**YOUR OBJECTIVE**
Copy each line of the data below exactly, leaving out pictures.

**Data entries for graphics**
---

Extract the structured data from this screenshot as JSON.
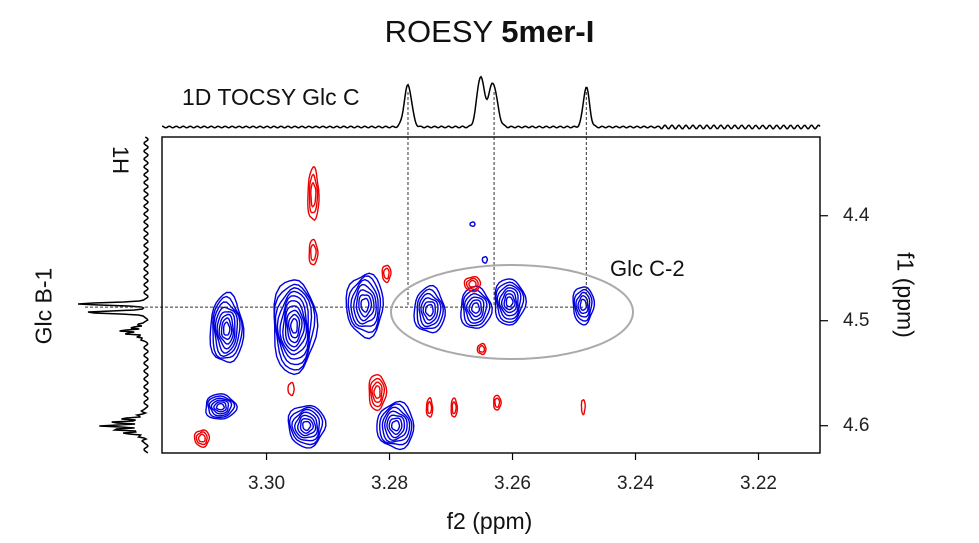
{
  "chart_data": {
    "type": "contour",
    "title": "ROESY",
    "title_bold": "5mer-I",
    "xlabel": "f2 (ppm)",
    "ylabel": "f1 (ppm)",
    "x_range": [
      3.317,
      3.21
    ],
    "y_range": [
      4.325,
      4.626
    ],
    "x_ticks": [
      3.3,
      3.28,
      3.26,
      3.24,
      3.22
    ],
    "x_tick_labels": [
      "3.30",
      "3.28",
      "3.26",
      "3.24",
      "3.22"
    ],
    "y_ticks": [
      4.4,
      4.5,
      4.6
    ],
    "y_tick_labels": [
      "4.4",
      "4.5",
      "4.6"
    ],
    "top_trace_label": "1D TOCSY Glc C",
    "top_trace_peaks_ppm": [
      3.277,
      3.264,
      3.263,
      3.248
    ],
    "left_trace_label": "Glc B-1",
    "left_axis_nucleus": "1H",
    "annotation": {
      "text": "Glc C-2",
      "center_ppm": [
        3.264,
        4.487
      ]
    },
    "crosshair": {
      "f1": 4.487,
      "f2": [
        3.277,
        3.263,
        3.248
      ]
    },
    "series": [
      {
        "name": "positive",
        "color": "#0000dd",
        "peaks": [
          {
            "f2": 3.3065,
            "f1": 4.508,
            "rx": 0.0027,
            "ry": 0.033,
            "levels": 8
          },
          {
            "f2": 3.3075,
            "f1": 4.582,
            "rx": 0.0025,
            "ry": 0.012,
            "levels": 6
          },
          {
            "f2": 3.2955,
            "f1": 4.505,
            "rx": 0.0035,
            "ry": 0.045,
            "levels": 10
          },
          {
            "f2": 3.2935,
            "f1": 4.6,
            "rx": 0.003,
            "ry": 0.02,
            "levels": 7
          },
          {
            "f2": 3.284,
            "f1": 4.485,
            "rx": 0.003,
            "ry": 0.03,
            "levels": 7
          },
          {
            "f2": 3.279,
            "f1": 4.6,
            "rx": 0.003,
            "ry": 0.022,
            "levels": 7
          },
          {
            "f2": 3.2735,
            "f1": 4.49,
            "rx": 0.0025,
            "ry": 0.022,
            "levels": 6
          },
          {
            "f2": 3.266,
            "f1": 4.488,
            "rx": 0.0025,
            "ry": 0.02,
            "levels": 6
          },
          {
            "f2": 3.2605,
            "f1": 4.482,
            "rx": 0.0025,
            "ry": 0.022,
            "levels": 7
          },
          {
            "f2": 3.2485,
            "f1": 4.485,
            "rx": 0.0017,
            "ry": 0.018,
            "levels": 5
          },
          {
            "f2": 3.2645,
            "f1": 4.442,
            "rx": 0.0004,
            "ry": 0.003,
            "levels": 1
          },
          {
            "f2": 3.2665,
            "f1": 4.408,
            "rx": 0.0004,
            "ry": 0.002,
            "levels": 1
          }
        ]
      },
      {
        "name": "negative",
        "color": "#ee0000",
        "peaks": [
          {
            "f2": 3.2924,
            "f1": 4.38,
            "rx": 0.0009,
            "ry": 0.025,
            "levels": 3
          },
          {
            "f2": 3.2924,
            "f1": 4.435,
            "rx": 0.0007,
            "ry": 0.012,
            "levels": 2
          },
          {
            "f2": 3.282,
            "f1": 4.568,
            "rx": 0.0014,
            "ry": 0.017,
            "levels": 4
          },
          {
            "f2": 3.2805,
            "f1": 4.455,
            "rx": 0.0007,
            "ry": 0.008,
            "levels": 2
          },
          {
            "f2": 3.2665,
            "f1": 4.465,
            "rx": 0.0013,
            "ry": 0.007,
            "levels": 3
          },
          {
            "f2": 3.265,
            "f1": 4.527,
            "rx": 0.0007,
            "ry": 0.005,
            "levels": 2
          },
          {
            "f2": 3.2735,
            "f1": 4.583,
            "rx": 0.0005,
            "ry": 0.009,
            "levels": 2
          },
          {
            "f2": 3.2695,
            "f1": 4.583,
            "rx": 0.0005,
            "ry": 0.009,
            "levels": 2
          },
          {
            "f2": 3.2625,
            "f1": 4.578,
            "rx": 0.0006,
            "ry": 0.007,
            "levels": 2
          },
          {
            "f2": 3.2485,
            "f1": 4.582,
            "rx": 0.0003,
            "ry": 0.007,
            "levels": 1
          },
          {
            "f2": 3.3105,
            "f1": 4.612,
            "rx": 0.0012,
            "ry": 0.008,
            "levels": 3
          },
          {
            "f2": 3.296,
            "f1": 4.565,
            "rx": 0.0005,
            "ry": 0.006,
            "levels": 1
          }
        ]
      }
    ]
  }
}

---

**WORKED ANSWER**
Extract the structured data from this screenshot as JSON.
{
  "chart_data": {
    "type": "contour",
    "title": "ROESY",
    "title_bold": "5mer-I",
    "xlabel": "f2 (ppm)",
    "ylabel": "f1 (ppm)",
    "x_range": [
      3.317,
      3.21
    ],
    "y_range": [
      4.325,
      4.626
    ],
    "x_ticks": [
      3.3,
      3.28,
      3.26,
      3.24,
      3.22
    ],
    "x_tick_labels": [
      "3.30",
      "3.28",
      "3.26",
      "3.24",
      "3.22"
    ],
    "y_ticks": [
      4.4,
      4.5,
      4.6
    ],
    "y_tick_labels": [
      "4.4",
      "4.5",
      "4.6"
    ],
    "top_trace_label": "1D TOCSY Glc C",
    "top_trace_peaks_ppm": [
      3.277,
      3.264,
      3.263,
      3.248
    ],
    "left_trace_label": "Glc B-1",
    "left_axis_nucleus": "1H",
    "annotation": {
      "text": "Glc C-2",
      "center_ppm": [
        3.264,
        4.487
      ]
    },
    "crosshair": {
      "f1": 4.487,
      "f2": [
        3.277,
        3.263,
        3.248
      ]
    },
    "series": [
      {
        "name": "positive",
        "color": "#0000dd",
        "peaks": [
          {
            "f2": 3.3065,
            "f1": 4.508,
            "rx": 0.0027,
            "ry": 0.033,
            "levels": 8
          },
          {
            "f2": 3.3075,
            "f1": 4.582,
            "rx": 0.0025,
            "ry": 0.012,
            "levels": 6
          },
          {
            "f2": 3.2955,
            "f1": 4.505,
            "rx": 0.0035,
            "ry": 0.045,
            "levels": 10
          },
          {
            "f2": 3.2935,
            "f1": 4.6,
            "rx": 0.003,
            "ry": 0.02,
            "levels": 7
          },
          {
            "f2": 3.284,
            "f1": 4.485,
            "rx": 0.003,
            "ry": 0.03,
            "levels": 7
          },
          {
            "f2": 3.279,
            "f1": 4.6,
            "rx": 0.003,
            "ry": 0.022,
            "levels": 7
          },
          {
            "f2": 3.2735,
            "f1": 4.49,
            "rx": 0.0025,
            "ry": 0.022,
            "levels": 6
          },
          {
            "f2": 3.266,
            "f1": 4.488,
            "rx": 0.0025,
            "ry": 0.02,
            "levels": 6
          },
          {
            "f2": 3.2605,
            "f1": 4.482,
            "rx": 0.0025,
            "ry": 0.022,
            "levels": 7
          },
          {
            "f2": 3.2485,
            "f1": 4.485,
            "rx": 0.0017,
            "ry": 0.018,
            "levels": 5
          },
          {
            "f2": 3.2645,
            "f1": 4.442,
            "rx": 0.0004,
            "ry": 0.003,
            "levels": 1
          },
          {
            "f2": 3.2665,
            "f1": 4.408,
            "rx": 0.0004,
            "ry": 0.002,
            "levels": 1
          }
        ]
      },
      {
        "name": "negative",
        "color": "#ee0000",
        "peaks": [
          {
            "f2": 3.2924,
            "f1": 4.38,
            "rx": 0.0009,
            "ry": 0.025,
            "levels": 3
          },
          {
            "f2": 3.2924,
            "f1": 4.435,
            "rx": 0.0007,
            "ry": 0.012,
            "levels": 2
          },
          {
            "f2": 3.282,
            "f1": 4.568,
            "rx": 0.0014,
            "ry": 0.017,
            "levels": 4
          },
          {
            "f2": 3.2805,
            "f1": 4.455,
            "rx": 0.0007,
            "ry": 0.008,
            "levels": 2
          },
          {
            "f2": 3.2665,
            "f1": 4.465,
            "rx": 0.0013,
            "ry": 0.007,
            "levels": 3
          },
          {
            "f2": 3.265,
            "f1": 4.527,
            "rx": 0.0007,
            "ry": 0.005,
            "levels": 2
          },
          {
            "f2": 3.2735,
            "f1": 4.583,
            "rx": 0.0005,
            "ry": 0.009,
            "levels": 2
          },
          {
            "f2": 3.2695,
            "f1": 4.583,
            "rx": 0.0005,
            "ry": 0.009,
            "levels": 2
          },
          {
            "f2": 3.2625,
            "f1": 4.578,
            "rx": 0.0006,
            "ry": 0.007,
            "levels": 2
          },
          {
            "f2": 3.2485,
            "f1": 4.582,
            "rx": 0.0003,
            "ry": 0.007,
            "levels": 1
          },
          {
            "f2": 3.3105,
            "f1": 4.612,
            "rx": 0.0012,
            "ry": 0.008,
            "levels": 3
          },
          {
            "f2": 3.296,
            "f1": 4.565,
            "rx": 0.0005,
            "ry": 0.006,
            "levels": 1
          }
        ]
      }
    ]
  }
}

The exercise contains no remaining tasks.